→ Problem
Rename every "hex-byte" in the entries below to "hex-value", and reproduce all the entries with nothing else changed.

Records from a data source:

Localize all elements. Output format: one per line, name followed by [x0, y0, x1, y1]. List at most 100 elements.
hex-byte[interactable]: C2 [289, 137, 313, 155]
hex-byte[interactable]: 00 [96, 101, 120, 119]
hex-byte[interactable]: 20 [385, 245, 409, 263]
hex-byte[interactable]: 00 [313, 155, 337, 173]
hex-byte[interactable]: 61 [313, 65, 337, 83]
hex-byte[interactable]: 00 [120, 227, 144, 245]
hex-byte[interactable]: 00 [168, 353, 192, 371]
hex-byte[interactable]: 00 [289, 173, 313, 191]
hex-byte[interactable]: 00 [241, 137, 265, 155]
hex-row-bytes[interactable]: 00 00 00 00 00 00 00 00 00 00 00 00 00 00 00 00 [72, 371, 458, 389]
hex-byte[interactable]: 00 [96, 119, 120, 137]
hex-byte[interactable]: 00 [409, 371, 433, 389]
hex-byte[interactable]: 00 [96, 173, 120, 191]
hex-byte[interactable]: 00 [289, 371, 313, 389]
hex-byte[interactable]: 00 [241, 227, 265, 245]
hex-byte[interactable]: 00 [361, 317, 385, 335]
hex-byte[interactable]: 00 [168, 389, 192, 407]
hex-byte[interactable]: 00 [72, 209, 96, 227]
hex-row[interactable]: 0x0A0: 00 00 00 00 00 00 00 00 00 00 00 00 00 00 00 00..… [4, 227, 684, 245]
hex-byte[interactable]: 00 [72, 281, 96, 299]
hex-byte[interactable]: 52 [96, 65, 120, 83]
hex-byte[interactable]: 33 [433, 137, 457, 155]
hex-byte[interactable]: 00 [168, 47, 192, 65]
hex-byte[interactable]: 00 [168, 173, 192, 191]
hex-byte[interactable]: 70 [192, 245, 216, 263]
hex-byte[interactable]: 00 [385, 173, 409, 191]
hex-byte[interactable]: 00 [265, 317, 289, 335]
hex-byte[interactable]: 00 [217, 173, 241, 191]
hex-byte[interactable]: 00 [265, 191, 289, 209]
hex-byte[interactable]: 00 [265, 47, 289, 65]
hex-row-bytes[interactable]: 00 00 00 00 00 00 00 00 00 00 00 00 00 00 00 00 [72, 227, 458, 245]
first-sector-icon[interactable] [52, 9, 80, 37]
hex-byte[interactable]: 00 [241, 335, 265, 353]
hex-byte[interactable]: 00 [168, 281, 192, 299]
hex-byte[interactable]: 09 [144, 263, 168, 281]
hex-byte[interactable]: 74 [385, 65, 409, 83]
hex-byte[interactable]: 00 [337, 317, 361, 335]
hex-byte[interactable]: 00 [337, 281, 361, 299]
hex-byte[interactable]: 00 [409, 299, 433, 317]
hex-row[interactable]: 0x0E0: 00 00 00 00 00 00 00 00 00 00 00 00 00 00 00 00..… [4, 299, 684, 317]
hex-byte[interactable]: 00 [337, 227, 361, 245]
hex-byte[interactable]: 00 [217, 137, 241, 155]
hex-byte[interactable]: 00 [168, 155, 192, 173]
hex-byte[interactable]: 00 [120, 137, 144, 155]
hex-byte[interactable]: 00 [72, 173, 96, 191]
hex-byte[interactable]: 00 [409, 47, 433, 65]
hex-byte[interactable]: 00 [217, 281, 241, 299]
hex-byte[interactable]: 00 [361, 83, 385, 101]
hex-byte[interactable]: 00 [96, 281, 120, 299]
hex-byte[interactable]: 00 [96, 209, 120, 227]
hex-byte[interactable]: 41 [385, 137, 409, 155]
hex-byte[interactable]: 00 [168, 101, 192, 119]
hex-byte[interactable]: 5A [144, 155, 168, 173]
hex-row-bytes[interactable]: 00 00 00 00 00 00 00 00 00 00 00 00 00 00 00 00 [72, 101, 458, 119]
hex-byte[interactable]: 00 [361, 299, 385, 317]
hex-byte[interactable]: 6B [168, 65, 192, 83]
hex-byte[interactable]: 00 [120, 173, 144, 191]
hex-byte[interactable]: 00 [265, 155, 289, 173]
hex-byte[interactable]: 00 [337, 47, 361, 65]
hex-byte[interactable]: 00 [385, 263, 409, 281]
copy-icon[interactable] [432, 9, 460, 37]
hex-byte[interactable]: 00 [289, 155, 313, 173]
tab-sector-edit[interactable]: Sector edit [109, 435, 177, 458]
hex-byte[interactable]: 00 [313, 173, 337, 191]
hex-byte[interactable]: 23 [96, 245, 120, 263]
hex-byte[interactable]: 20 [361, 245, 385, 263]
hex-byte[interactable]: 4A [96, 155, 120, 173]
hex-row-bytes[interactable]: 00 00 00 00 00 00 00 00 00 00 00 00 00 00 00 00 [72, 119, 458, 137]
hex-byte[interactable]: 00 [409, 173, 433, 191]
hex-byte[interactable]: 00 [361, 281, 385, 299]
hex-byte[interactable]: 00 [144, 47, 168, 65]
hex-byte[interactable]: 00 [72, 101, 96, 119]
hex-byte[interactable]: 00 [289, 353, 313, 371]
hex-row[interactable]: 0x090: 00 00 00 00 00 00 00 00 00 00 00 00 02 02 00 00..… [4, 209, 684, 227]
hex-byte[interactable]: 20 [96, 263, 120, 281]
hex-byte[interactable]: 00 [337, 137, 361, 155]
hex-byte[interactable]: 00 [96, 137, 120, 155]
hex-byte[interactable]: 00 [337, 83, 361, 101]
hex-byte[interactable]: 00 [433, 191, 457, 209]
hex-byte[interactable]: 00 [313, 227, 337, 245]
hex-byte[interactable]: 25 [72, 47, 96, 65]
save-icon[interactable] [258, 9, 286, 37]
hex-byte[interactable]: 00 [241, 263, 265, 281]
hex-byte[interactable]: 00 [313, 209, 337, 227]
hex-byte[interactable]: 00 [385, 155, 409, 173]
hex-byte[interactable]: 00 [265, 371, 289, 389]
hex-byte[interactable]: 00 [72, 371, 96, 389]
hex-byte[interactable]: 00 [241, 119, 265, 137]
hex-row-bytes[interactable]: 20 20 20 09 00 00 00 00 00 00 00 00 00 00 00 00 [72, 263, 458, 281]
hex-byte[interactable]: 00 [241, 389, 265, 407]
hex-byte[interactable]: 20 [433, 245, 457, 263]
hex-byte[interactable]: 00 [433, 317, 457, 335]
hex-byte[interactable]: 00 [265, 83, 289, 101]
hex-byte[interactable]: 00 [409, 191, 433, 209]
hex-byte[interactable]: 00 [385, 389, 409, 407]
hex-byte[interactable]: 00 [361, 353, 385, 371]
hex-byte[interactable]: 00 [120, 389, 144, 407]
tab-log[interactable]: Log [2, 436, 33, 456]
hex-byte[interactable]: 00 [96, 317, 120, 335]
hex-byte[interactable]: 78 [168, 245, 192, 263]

→ Result for this task
Localize all elements. Output format: one per line, name followed by [x0, y0, x1, y1]. List at most 100 elements.
hex-value[interactable]: C2 [289, 137, 313, 155]
hex-value[interactable]: 00 [96, 101, 120, 119]
hex-value[interactable]: 20 [385, 245, 409, 263]
hex-value[interactable]: 00 [313, 155, 337, 173]
hex-value[interactable]: 61 [313, 65, 337, 83]
hex-value[interactable]: 00 [120, 227, 144, 245]
hex-value[interactable]: 00 [168, 353, 192, 371]
hex-value[interactable]: 00 [289, 173, 313, 191]
hex-value[interactable]: 00 [241, 137, 265, 155]
hex-row-bytes[interactable]: 00 00 00 00 00 00 00 00 00 00 00 00 00 00 00 00 [72, 371, 458, 389]
hex-value[interactable]: 00 [96, 119, 120, 137]
hex-value[interactable]: 00 [409, 371, 433, 389]
hex-value[interactable]: 00 [96, 173, 120, 191]
hex-value[interactable]: 00 [289, 371, 313, 389]
hex-value[interactable]: 00 [241, 227, 265, 245]
hex-value[interactable]: 00 [361, 317, 385, 335]
hex-value[interactable]: 00 [168, 389, 192, 407]
hex-value[interactable]: 00 [72, 209, 96, 227]
hex-row[interactable]: 0x0A0: 00 00 00 00 00 00 00 00 00 00 00 00 00 00 00 00..… [4, 227, 684, 245]
hex-value[interactable]: 00 [72, 281, 96, 299]
hex-value[interactable]: 52 [96, 65, 120, 83]
hex-value[interactable]: 33 [433, 137, 457, 155]
hex-value[interactable]: 00 [168, 47, 192, 65]
hex-value[interactable]: 00 [168, 173, 192, 191]
hex-value[interactable]: 70 [192, 245, 216, 263]
hex-value[interactable]: 00 [385, 173, 409, 191]
hex-value[interactable]: 00 [265, 317, 289, 335]
hex-value[interactable]: 00 [217, 173, 241, 191]
hex-value[interactable]: 00 [265, 191, 289, 209]
hex-value[interactable]: 00 [265, 47, 289, 65]
hex-row-bytes[interactable]: 00 00 00 00 00 00 00 00 00 00 00 00 00 00 00 00 [72, 227, 458, 245]
first-sector-icon[interactable] [52, 9, 80, 37]
hex-value[interactable]: 00 [241, 335, 265, 353]
hex-value[interactable]: 00 [168, 281, 192, 299]
hex-value[interactable]: 09 [144, 263, 168, 281]
hex-value[interactable]: 74 [385, 65, 409, 83]
hex-value[interactable]: 00 [337, 317, 361, 335]
hex-value[interactable]: 00 [337, 281, 361, 299]
hex-value[interactable]: 00 [409, 299, 433, 317]
hex-row[interactable]: 0x0E0: 00 00 00 00 00 00 00 00 00 00 00 00 00 00 00 00..… [4, 299, 684, 317]
hex-value[interactable]: 00 [337, 227, 361, 245]
hex-value[interactable]: 00 [217, 137, 241, 155]
hex-value[interactable]: 00 [168, 155, 192, 173]
hex-value[interactable]: 00 [120, 137, 144, 155]
hex-value[interactable]: 00 [72, 173, 96, 191]
hex-value[interactable]: 00 [409, 47, 433, 65]
hex-value[interactable]: 00 [217, 281, 241, 299]
hex-value[interactable]: 00 [361, 83, 385, 101]
hex-value[interactable]: 00 [96, 281, 120, 299]
hex-value[interactable]: 00 [96, 209, 120, 227]
hex-value[interactable]: 41 [385, 137, 409, 155]
hex-value[interactable]: 00 [168, 101, 192, 119]
hex-value[interactable]: 5A [144, 155, 168, 173]
hex-row-bytes[interactable]: 00 00 00 00 00 00 00 00 00 00 00 00 00 00 00 00 [72, 101, 458, 119]
hex-value[interactable]: 00 [361, 299, 385, 317]
hex-value[interactable]: 6B [168, 65, 192, 83]
hex-value[interactable]: 00 [120, 173, 144, 191]
hex-value[interactable]: 00 [265, 155, 289, 173]
hex-value[interactable]: 00 [337, 47, 361, 65]
hex-value[interactable]: 00 [385, 263, 409, 281]
copy-icon[interactable] [432, 9, 460, 37]
hex-value[interactable]: 00 [289, 155, 313, 173]
tab-sector-edit[interactable]: Sector edit [109, 435, 177, 458]
hex-value[interactable]: 00 [313, 173, 337, 191]
hex-value[interactable]: 23 [96, 245, 120, 263]
hex-value[interactable]: 20 [361, 245, 385, 263]
hex-value[interactable]: 4A [96, 155, 120, 173]
hex-row-bytes[interactable]: 00 00 00 00 00 00 00 00 00 00 00 00 00 00 00 00 [72, 119, 458, 137]
hex-value[interactable]: 00 [409, 173, 433, 191]
hex-value[interactable]: 00 [361, 281, 385, 299]
hex-value[interactable]: 00 [144, 47, 168, 65]
hex-value[interactable]: 00 [72, 101, 96, 119]
hex-value[interactable]: 00 [289, 353, 313, 371]
hex-row[interactable]: 0x090: 00 00 00 00 00 00 00 00 00 00 00 00 02 02 00 00..… [4, 209, 684, 227]
hex-value[interactable]: 20 [96, 263, 120, 281]
hex-value[interactable]: 00 [337, 137, 361, 155]
hex-value[interactable]: 00 [96, 137, 120, 155]
hex-value[interactable]: 00 [337, 83, 361, 101]
hex-value[interactable]: 00 [433, 191, 457, 209]
hex-value[interactable]: 00 [313, 227, 337, 245]
hex-value[interactable]: 25 [72, 47, 96, 65]
save-icon[interactable] [258, 9, 286, 37]
hex-value[interactable]: 00 [241, 263, 265, 281]
hex-value[interactable]: 00 [313, 209, 337, 227]
hex-value[interactable]: 00 [385, 155, 409, 173]
hex-value[interactable]: 00 [265, 371, 289, 389]
hex-value[interactable]: 00 [72, 371, 96, 389]
hex-value[interactable]: 00 [241, 119, 265, 137]
hex-row-bytes[interactable]: 20 20 20 09 00 00 00 00 00 00 00 00 00 00 00 00 [72, 263, 458, 281]
hex-value[interactable]: 00 [241, 389, 265, 407]
hex-value[interactable]: 20 [433, 245, 457, 263]
hex-value[interactable]: 00 [433, 317, 457, 335]
hex-value[interactable]: 00 [265, 83, 289, 101]
hex-value[interactable]: 00 [409, 191, 433, 209]
hex-value[interactable]: 00 [385, 389, 409, 407]
hex-value[interactable]: 00 [361, 353, 385, 371]
hex-value[interactable]: 00 [120, 389, 144, 407]
tab-log[interactable]: Log [2, 436, 33, 456]
hex-value[interactable]: 00 [96, 317, 120, 335]
hex-value[interactable]: 78 [168, 245, 192, 263]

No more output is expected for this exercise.